### Work to be completed:
From the material below, list every line containing "title".

### Data in this exercise:
+ + + +

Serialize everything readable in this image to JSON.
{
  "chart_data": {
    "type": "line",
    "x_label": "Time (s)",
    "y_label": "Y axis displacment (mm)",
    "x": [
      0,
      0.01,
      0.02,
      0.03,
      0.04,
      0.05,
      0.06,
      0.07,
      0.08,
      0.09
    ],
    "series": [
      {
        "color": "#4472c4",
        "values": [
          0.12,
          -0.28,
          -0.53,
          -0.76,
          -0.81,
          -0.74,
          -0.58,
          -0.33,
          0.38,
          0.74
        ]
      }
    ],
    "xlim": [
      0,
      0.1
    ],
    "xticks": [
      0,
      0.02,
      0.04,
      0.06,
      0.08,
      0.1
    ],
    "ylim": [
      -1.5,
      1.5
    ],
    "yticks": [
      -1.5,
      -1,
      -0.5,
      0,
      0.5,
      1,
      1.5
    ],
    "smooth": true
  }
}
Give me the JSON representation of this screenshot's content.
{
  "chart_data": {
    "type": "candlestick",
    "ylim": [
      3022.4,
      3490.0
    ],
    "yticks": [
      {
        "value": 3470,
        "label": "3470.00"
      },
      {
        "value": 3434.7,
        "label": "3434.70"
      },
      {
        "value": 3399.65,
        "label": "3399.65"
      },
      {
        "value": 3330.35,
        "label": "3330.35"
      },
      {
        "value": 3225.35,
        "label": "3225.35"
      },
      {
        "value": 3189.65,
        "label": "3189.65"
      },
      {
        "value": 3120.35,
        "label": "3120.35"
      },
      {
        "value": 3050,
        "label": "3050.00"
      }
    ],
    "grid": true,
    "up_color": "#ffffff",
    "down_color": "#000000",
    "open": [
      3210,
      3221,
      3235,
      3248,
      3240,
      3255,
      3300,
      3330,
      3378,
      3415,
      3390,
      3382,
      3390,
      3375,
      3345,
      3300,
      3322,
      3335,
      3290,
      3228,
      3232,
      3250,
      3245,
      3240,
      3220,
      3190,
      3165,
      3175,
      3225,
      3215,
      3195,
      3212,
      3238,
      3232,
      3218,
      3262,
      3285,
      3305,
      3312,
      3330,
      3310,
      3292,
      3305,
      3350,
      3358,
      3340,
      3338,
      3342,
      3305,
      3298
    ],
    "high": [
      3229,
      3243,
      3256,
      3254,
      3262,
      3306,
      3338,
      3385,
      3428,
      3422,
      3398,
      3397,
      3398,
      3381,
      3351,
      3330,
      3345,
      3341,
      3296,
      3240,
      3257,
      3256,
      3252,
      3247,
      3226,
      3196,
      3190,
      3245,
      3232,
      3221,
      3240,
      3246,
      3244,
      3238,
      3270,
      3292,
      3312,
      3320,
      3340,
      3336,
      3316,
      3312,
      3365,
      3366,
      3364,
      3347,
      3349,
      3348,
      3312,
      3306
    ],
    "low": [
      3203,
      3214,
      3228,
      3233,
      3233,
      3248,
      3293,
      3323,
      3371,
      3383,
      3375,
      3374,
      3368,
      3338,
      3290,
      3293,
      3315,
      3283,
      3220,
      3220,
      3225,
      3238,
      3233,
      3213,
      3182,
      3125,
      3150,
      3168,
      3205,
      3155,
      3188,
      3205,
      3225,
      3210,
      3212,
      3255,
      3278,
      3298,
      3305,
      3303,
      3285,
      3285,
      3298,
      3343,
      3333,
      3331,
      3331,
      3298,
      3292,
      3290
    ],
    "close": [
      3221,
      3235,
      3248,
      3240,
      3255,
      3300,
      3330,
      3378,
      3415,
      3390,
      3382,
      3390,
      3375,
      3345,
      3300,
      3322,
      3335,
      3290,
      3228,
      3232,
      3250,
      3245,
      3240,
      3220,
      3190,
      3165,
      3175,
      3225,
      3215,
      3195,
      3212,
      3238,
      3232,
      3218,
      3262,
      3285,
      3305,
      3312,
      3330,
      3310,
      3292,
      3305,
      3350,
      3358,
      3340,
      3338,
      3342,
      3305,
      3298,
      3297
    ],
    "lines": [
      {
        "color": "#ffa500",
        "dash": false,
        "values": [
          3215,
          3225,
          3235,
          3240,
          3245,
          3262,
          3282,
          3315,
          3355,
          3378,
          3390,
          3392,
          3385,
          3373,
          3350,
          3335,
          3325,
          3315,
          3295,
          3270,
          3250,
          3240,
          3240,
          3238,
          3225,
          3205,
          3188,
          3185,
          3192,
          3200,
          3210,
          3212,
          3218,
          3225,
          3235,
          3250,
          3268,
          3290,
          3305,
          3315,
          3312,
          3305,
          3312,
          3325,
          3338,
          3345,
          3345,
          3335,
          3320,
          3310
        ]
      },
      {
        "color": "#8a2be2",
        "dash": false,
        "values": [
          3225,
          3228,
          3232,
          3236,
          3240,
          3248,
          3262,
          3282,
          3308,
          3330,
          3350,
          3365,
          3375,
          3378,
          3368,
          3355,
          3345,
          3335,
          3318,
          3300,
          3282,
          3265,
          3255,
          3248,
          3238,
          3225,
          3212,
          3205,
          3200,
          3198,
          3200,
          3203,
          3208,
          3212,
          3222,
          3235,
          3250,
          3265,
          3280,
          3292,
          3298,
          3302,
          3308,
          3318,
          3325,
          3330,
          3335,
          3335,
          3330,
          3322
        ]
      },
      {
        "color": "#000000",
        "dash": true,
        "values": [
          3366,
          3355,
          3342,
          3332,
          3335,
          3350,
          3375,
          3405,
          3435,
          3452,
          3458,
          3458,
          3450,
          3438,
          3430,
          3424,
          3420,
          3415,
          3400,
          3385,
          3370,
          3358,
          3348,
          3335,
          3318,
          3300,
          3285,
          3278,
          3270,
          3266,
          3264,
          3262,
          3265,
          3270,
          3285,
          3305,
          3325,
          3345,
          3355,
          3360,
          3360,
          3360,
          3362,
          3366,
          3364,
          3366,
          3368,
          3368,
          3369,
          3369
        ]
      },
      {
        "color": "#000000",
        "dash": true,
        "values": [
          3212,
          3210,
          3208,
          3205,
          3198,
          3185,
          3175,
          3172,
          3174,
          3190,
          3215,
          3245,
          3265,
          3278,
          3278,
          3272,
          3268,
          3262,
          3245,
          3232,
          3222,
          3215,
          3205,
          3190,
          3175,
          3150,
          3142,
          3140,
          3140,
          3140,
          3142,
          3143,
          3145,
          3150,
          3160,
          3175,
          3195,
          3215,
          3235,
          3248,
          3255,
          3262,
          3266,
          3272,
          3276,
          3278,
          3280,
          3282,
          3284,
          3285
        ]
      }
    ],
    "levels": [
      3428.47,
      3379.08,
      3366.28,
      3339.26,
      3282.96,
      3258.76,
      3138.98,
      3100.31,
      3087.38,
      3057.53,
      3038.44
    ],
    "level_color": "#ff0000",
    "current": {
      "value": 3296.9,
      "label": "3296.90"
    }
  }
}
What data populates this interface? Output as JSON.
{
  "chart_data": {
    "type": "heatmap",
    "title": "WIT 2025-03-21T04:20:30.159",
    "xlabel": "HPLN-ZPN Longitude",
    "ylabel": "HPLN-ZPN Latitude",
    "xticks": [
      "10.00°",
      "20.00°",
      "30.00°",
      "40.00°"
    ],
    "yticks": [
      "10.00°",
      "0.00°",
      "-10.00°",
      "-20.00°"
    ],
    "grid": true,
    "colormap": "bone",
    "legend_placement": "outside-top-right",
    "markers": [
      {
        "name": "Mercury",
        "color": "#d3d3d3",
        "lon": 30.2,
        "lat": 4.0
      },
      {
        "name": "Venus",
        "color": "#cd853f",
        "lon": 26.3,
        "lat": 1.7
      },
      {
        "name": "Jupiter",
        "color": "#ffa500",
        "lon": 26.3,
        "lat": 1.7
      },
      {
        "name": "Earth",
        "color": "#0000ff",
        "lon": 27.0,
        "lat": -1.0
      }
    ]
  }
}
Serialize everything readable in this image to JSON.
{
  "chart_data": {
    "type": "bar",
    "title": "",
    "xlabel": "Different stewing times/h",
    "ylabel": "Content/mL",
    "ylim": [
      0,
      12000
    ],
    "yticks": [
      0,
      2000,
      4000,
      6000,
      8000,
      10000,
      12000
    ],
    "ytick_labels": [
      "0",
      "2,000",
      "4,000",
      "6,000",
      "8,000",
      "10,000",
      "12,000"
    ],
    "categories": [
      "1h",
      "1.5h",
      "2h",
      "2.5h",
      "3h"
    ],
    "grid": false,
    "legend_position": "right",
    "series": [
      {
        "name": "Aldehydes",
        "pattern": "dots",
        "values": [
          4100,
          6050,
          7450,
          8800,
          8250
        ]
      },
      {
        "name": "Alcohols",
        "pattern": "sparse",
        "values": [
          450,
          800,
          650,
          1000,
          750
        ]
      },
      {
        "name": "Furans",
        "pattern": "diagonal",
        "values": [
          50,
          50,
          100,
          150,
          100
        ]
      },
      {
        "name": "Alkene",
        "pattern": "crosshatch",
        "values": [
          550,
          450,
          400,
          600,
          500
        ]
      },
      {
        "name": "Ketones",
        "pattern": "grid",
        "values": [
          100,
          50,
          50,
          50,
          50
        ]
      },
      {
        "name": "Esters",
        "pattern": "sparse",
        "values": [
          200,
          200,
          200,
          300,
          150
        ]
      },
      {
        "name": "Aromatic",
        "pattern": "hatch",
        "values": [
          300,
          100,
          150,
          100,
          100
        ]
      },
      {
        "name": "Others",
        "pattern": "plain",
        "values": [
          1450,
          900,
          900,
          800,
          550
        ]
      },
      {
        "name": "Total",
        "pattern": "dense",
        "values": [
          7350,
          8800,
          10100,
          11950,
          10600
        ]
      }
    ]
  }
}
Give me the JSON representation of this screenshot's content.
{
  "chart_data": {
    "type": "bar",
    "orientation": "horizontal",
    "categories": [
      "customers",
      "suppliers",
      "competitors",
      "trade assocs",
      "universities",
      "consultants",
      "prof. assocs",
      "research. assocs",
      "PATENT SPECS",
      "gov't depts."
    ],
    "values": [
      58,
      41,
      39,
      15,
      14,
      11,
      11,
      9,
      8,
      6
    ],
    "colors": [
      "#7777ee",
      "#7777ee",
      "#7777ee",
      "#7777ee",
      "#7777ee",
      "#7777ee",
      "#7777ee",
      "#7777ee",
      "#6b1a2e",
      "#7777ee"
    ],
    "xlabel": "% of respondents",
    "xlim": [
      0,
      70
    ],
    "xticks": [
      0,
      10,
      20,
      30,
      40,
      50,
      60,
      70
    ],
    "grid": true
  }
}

+ + + +

### Full answer:
    "title": "WIT 2025-03-21T04:20:30.159",
    "title": "",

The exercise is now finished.